━━ Data provided ━━

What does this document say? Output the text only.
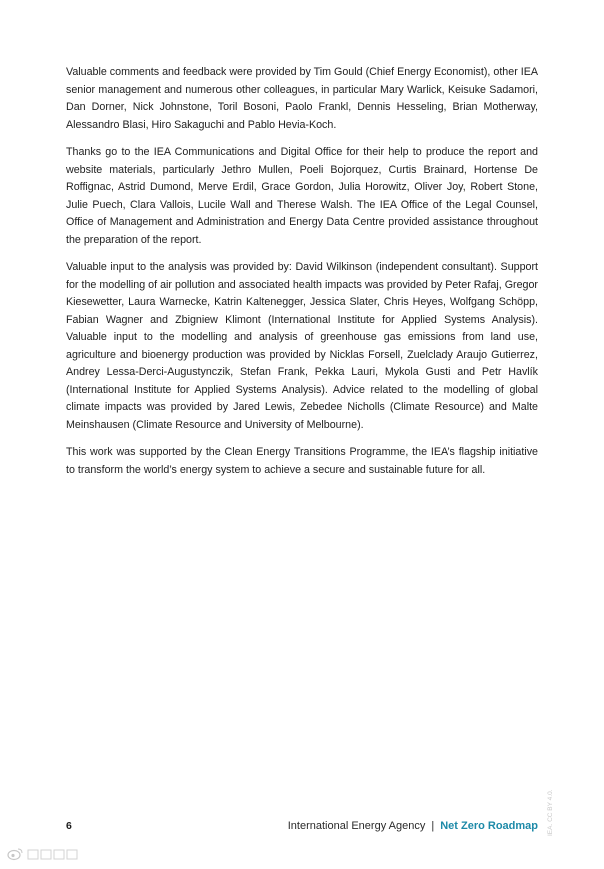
Valuable comments and feedback were provided by Tim Gould (Chief Energy Economist), other IEA senior management and numerous other colleagues, in particular Mary Warlick, Keisuke Sadamori, Dan Dorner, Nick Johnstone, Toril Bosoni, Paolo Frankl, Dennis Hesseling, Brian Motherway, Alessandro Blasi, Hiro Sakaguchi and Pablo Hevia-Koch.

Thanks go to the IEA Communications and Digital Office for their help to produce the report and website materials, particularly Jethro Mullen, Poeli Bojorquez, Curtis Brainard, Hortense De Roffignac, Astrid Dumond, Merve Erdil, Grace Gordon, Julia Horowitz, Oliver Joy, Robert Stone, Julie Puech, Clara Vallois, Lucile Wall and Therese Walsh. The IEA Office of the Legal Counsel, Office of Management and Administration and Energy Data Centre provided assistance throughout the preparation of the report.

Valuable input to the analysis was provided by: David Wilkinson (independent consultant). Support for the modelling of air pollution and associated health impacts was provided by Peter Rafaj, Gregor Kiesewetter, Laura Warnecke, Katrin Kaltenegger, Jessica Slater, Chris Heyes, Wolfgang Schöpp, Fabian Wagner and Zbigniew Klimont (International Institute for Applied Systems Analysis). Valuable input to the modelling and analysis of greenhouse gas emissions from land use, agriculture and bioenergy production was provided by Nicklas Forsell, Zuelclady Araujo Gutierrez, Andrey Lessa-Derci-Augustynczik, Stefan Frank, Pekka Lauri, Mykola Gusti and Petr Havlík (International Institute for Applied Systems Analysis). Advice related to the modelling of global climate impacts was provided by Jared Lewis, Zebedee Nicholls (Climate Resource) and Malte Meinshausen (Climate Resource and University of Melbourne).

This work was supported by the Clean Energy Transitions Programme, the IEA’s flagship initiative to transform the world’s energy system to achieve a secure and sustainable future for all.

6	International Energy Agency | Net Zero Roadmap IEA. CC BY 4.0.
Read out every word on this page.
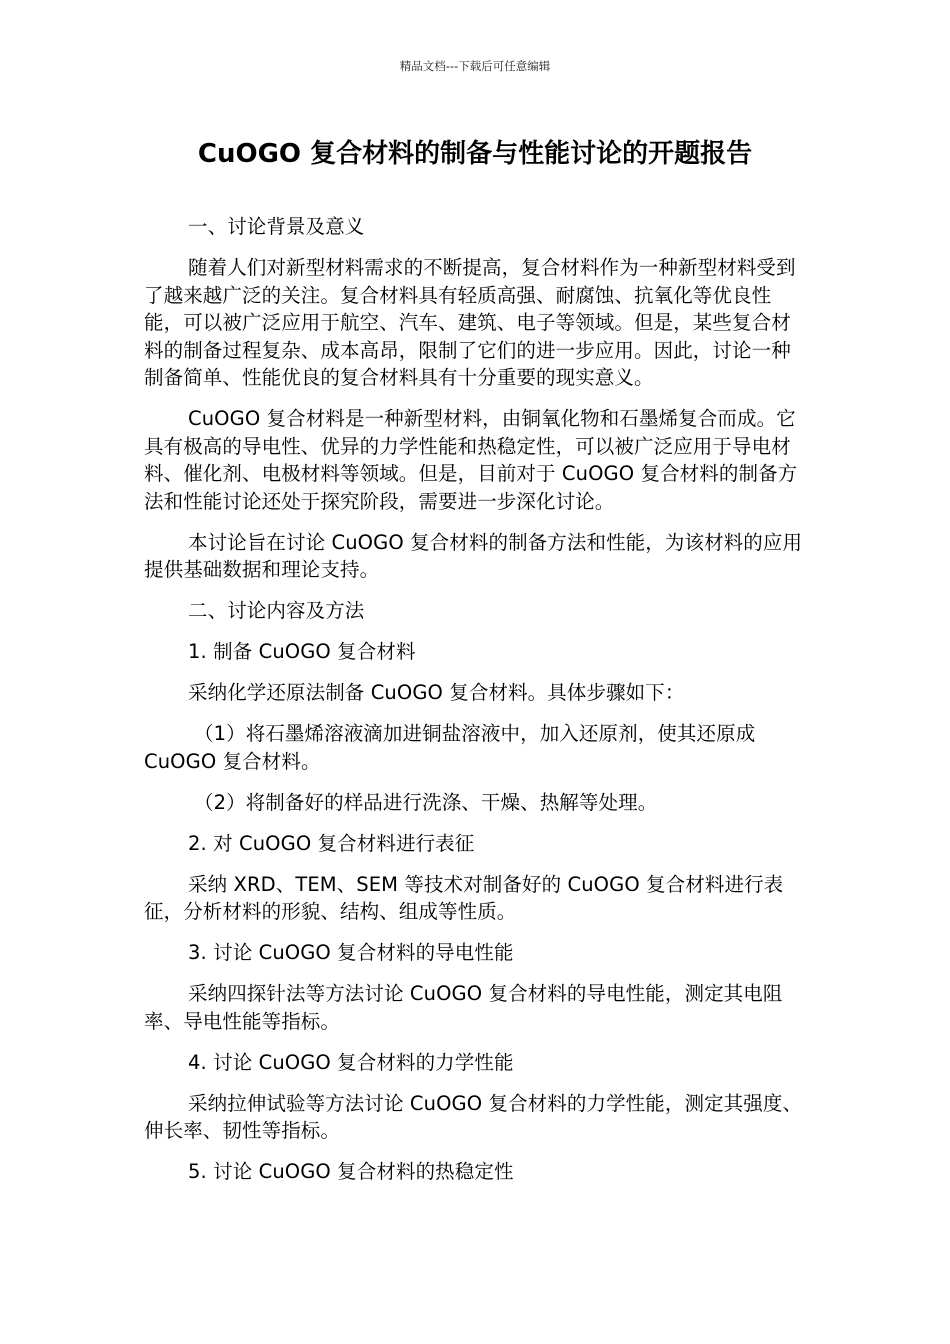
精品文档---下载后可任意编辑
CuOGO 复合材料的制备与性能讨论的开题报告

一、讨论背景及意义

随着人们对新型材料需求的不断提高，复合材料作为一种新型材料受到了越来越广泛的关注。复合材料具有轻质高强、耐腐蚀、抗氧化等优良性能，可以被广泛应用于航空、汽车、建筑、电子等领域。但是，某些复合材料的制备过程复杂、成本高昂，限制了它们的进一步应用。因此，讨论一种制备简单、性能优良的复合材料具有十分重要的现实意义。

CuOGO 复合材料是一种新型材料，由铜氧化物和石墨烯复合而成。它具有极高的导电性、优异的力学性能和热稳定性，可以被广泛应用于导电材料、催化剂、电极材料等领域。但是，目前对于 CuOGO 复合材料的制备方法和性能讨论还处于探究阶段，需要进一步深化讨论。

本讨论旨在讨论 CuOGO 复合材料的制备方法和性能，为该材料的应用提供基础数据和理论支持。

二、讨论内容及方法

1. 制备 CuOGO 复合材料

采纳化学还原法制备 CuOGO 复合材料。具体步骤如下：

（1）将石墨烯溶液滴加进铜盐溶液中，加入还原剂，使其还原成 CuOGO 复合材料。

（2）将制备好的样品进行洗涤、干燥、热解等处理。

2. 对 CuOGO 复合材料进行表征

采纳 XRD、TEM、SEM 等技术对制备好的 CuOGO 复合材料进行表征，分析材料的形貌、结构、组成等性质。

3. 讨论 CuOGO 复合材料的导电性能

采纳四探针法等方法讨论 CuOGO 复合材料的导电性能，测定其电阻率、导电性能等指标。

4. 讨论 CuOGO 复合材料的力学性能

采纳拉伸试验等方法讨论 CuOGO 复合材料的力学性能，测定其强度、伸长率、韧性等指标。

5. 讨论 CuOGO 复合材料的热稳定性
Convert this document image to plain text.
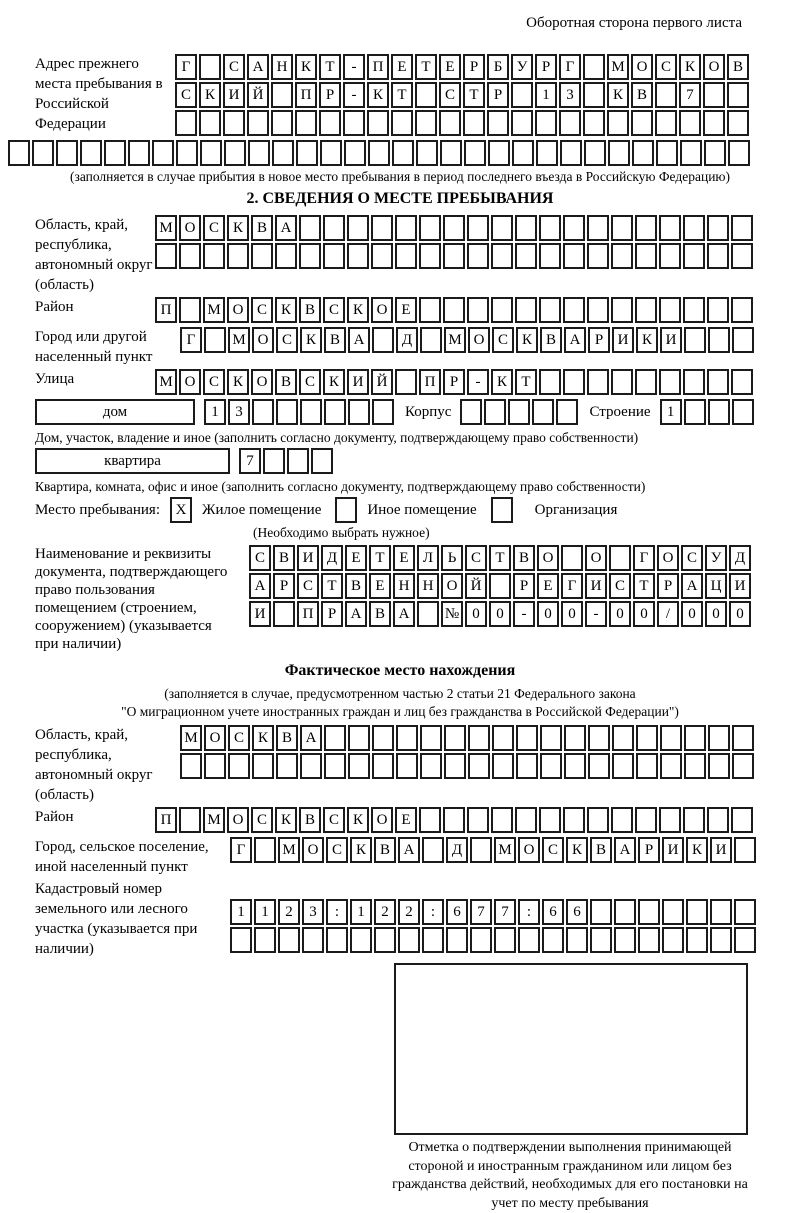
Оборотная сторона первого листа
Адрес прежнего места пребывания в Российской Федерации
Г	С А Н К Т - П Е Т Е Р Б У Р Г М О С К О В
С К И Й П Р - К Т	С Т Р	1 3	К В	7
(заполняется в случае прибытия в новое место пребывания в период последнего въезда в Российскую Федерацию)
2. СВЕДЕНИЯ О МЕСТЕ ПРЕБЫВАНИЯ
Область, край, республика, автономный округ (область)
М О С К В А
Район	П М О С К В С К О Е
Город или другой населенный пункт
Г М О С К В А Д М О С К В А Р И К И
Улица	М О С К О В С К И Й П Р - К Т
дом	1 3	Корпус	Строение	1
Дом, участок, владение и иное (заполнить согласно документу, подтверждающему право собственности)
квартира	7
Квартира, комната, офис и иное (заполнить согласно документу, подтверждающему право собственности)
Место пребывания:	X	Жилое помещение	Иное помещение	Организация
(Необходимо выбрать нужное)
Наименование и реквизиты документа, подтверждающего право пользования помещением (строением, сооружением) (указывается при наличии)
С В И Д Е Т Е Л Ь С Т В О О	Г О С У Д
А Р С Т В Е Н Н О Й	Р Е Г И С Т Р А Ц И
И П Р А В А № 0 0 - 0 0 - 0 0 / 0 0 0
Фактическое место нахождения
(заполняется в случае, предусмотренном частью 2 статьи 21 Федерального закона
"О миграционном учете иностранных граждан и лиц без гражданства в Российской Федерации")
Область, край, республика, автономный округ (область)
М О С К В А
Район	П М О С К В С К О Е
Город, сельское поселение, иной населенный пункт
Г М О С К В А Д М О С К В А Р И К И
Кадастровый номер земельного или лесного участка (указывается при наличии)
1 1 2 3 : 1 2 2 : 6 7 7 : 6 6
Отметка о подтверждении выполнения принимающей стороной и иностранным гражданином или лицом без гражданства действий, необходимых для его постановки на учет по месту пребывания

━━━

### [Your instructions]
From the material given, work out how many lines hold the string "согласно"; state that number and nothing further.

### [Reply]
2